──────── Data records ────────

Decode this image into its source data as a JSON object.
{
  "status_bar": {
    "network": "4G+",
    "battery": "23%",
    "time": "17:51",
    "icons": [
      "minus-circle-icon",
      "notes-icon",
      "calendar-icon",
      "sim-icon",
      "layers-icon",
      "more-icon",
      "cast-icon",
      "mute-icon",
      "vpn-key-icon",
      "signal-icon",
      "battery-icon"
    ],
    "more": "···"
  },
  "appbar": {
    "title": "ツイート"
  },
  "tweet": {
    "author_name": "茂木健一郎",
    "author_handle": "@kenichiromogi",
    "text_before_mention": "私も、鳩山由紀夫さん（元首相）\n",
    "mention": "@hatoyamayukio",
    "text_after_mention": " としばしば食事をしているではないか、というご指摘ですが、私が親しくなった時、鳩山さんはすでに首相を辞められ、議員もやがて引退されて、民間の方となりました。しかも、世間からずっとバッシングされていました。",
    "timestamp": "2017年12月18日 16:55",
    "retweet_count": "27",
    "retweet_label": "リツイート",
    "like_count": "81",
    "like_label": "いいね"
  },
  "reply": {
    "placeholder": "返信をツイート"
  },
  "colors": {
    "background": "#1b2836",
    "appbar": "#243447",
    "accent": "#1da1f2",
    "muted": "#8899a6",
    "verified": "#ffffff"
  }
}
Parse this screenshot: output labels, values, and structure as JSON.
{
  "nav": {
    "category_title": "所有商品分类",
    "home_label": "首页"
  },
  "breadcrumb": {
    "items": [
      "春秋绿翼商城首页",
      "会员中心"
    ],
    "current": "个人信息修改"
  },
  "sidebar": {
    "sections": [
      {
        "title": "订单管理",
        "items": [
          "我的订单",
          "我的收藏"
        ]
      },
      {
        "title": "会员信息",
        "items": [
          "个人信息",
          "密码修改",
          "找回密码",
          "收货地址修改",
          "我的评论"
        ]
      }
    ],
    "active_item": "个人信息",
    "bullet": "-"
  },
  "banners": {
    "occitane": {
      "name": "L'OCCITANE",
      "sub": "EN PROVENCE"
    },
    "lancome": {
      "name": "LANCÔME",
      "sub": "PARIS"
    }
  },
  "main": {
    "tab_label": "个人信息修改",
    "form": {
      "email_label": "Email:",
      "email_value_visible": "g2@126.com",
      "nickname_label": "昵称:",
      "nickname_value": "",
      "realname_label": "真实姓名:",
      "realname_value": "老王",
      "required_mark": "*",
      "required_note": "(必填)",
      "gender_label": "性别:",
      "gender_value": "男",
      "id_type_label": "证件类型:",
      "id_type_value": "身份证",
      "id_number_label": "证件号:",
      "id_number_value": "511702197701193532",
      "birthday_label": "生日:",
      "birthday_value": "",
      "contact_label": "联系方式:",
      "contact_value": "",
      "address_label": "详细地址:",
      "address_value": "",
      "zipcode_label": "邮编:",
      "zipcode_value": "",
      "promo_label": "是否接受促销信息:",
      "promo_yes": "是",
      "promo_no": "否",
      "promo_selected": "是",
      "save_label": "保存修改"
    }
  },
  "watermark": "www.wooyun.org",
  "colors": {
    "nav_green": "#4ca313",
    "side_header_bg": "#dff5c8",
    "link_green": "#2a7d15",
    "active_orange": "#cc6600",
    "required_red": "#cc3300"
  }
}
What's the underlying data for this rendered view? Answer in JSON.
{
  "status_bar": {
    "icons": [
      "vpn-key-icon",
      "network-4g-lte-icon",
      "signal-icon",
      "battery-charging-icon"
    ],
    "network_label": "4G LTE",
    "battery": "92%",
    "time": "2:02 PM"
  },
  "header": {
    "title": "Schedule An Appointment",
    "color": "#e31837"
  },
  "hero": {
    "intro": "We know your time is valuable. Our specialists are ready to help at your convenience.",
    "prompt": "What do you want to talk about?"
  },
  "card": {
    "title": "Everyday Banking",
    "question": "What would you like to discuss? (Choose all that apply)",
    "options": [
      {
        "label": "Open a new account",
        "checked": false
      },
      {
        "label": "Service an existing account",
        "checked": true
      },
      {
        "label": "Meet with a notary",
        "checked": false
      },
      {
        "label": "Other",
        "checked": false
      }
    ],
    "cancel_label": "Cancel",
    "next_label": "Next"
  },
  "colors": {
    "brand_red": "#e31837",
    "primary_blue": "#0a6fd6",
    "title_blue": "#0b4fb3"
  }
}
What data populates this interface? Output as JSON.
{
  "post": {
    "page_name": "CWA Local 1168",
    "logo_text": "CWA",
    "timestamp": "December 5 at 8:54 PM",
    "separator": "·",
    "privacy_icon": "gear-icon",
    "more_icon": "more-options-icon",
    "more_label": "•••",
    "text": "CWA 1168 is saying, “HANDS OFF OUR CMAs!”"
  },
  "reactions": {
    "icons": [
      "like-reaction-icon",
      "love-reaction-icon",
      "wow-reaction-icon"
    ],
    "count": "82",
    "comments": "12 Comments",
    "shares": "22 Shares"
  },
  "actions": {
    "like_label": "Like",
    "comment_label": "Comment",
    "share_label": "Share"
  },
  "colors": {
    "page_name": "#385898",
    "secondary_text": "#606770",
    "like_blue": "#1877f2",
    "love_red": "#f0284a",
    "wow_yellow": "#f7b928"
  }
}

────────

Problem description: Every entry needs to be retyped exactly.

Solution to the exercise:
Decode this image into its source data as a JSON object.
{
  "status_bar": {
    "network": "4G+",
    "battery": "23%",
    "time": "17:51",
    "icons": [
      "minus-circle-icon",
      "notes-icon",
      "calendar-icon",
      "sim-icon",
      "layers-icon",
      "more-icon",
      "cast-icon",
      "mute-icon",
      "vpn-key-icon",
      "signal-icon",
      "battery-icon"
    ],
    "more": "···"
  },
  "appbar": {
    "title": "ツイート"
  },
  "tweet": {
    "author_name": "茂木健一郎",
    "author_handle": "@kenichiromogi",
    "text_before_mention": "私も、鳩山由紀夫さん（元首相）\n",
    "mention": "@hatoyamayukio",
    "text_after_mention": " としばしば食事をしているではないか、というご指摘ですが、私が親しくなった時、鳩山さんはすでに首相を辞められ、議員もやがて引退されて、民間の方となりました。しかも、世間からずっとバッシングされていました。",
    "timestamp": "2017年12月18日 16:55",
    "retweet_count": "27",
    "retweet_label": "リツイート",
    "like_count": "81",
    "like_label": "いいね"
  },
  "reply": {
    "placeholder": "返信をツイート"
  },
  "colors": {
    "background": "#1b2836",
    "appbar": "#243447",
    "accent": "#1da1f2",
    "muted": "#8899a6",
    "verified": "#ffffff"
  }
}
Parse this screenshot: output labels, values, and structure as JSON.
{
  "nav": {
    "category_title": "所有商品分类",
    "home_label": "首页"
  },
  "breadcrumb": {
    "items": [
      "春秋绿翼商城首页",
      "会员中心"
    ],
    "current": "个人信息修改"
  },
  "sidebar": {
    "sections": [
      {
        "title": "订单管理",
        "items": [
          "我的订单",
          "我的收藏"
        ]
      },
      {
        "title": "会员信息",
        "items": [
          "个人信息",
          "密码修改",
          "找回密码",
          "收货地址修改",
          "我的评论"
        ]
      }
    ],
    "active_item": "个人信息",
    "bullet": "-"
  },
  "banners": {
    "occitane": {
      "name": "L'OCCITANE",
      "sub": "EN PROVENCE"
    },
    "lancome": {
      "name": "LANCÔME",
      "sub": "PARIS"
    }
  },
  "main": {
    "tab_label": "个人信息修改",
    "form": {
      "email_label": "Email:",
      "email_value_visible": "g2@126.com",
      "nickname_label": "昵称:",
      "nickname_value": "",
      "realname_label": "真实姓名:",
      "realname_value": "老王",
      "required_mark": "*",
      "required_note": "(必填)",
      "gender_label": "性别:",
      "gender_value": "男",
      "id_type_label": "证件类型:",
      "id_type_value": "身份证",
      "id_number_label": "证件号:",
      "id_number_value": "511702197701193532",
      "birthday_label": "生日:",
      "birthday_value": "",
      "contact_label": "联系方式:",
      "contact_value": "",
      "address_label": "详细地址:",
      "address_value": "",
      "zipcode_label": "邮编:",
      "zipcode_value": "",
      "promo_label": "是否接受促销信息:",
      "promo_yes": "是",
      "promo_no": "否",
      "promo_selected": "是",
      "save_label": "保存修改"
    }
  },
  "watermark": "www.wooyun.org",
  "colors": {
    "nav_green": "#4ca313",
    "side_header_bg": "#dff5c8",
    "link_green": "#2a7d15",
    "active_orange": "#cc6600",
    "required_red": "#cc3300"
  }
}
What's the underlying data for this rendered view? Answer in JSON.
{
  "status_bar": {
    "icons": [
      "vpn-key-icon",
      "network-4g-lte-icon",
      "signal-icon",
      "battery-charging-icon"
    ],
    "network_label": "4G LTE",
    "battery": "92%",
    "time": "2:02 PM"
  },
  "header": {
    "title": "Schedule An Appointment",
    "color": "#e31837"
  },
  "hero": {
    "intro": "We know your time is valuable. Our specialists are ready to help at your convenience.",
    "prompt": "What do you want to talk about?"
  },
  "card": {
    "title": "Everyday Banking",
    "question": "What would you like to discuss? (Choose all that apply)",
    "options": [
      {
        "label": "Open a new account",
        "checked": false
      },
      {
        "label": "Service an existing account",
        "checked": true
      },
      {
        "label": "Meet with a notary",
        "checked": false
      },
      {
        "label": "Other",
        "checked": false
      }
    ],
    "cancel_label": "Cancel",
    "next_label": "Next"
  },
  "colors": {
    "brand_red": "#e31837",
    "primary_blue": "#0a6fd6",
    "title_blue": "#0b4fb3"
  }
}
What data populates this interface? Output as JSON.
{
  "post": {
    "page_name": "CWA Local 1168",
    "logo_text": "CWA",
    "timestamp": "December 5 at 8:54 PM",
    "separator": "·",
    "privacy_icon": "gear-icon",
    "more_icon": "more-options-icon",
    "more_label": "•••",
    "text": "CWA 1168 is saying, “HANDS OFF OUR CMAs!”"
  },
  "reactions": {
    "icons": [
      "like-reaction-icon",
      "love-reaction-icon",
      "wow-reaction-icon"
    ],
    "count": "82",
    "comments": "12 Comments",
    "shares": "22 Shares"
  },
  "actions": {
    "like_label": "Like",
    "comment_label": "Comment",
    "share_label": "Share"
  },
  "colors": {
    "page_name": "#385898",
    "secondary_text": "#606770",
    "like_blue": "#1877f2",
    "love_red": "#f0284a",
    "wow_yellow": "#f7b928"
  }
}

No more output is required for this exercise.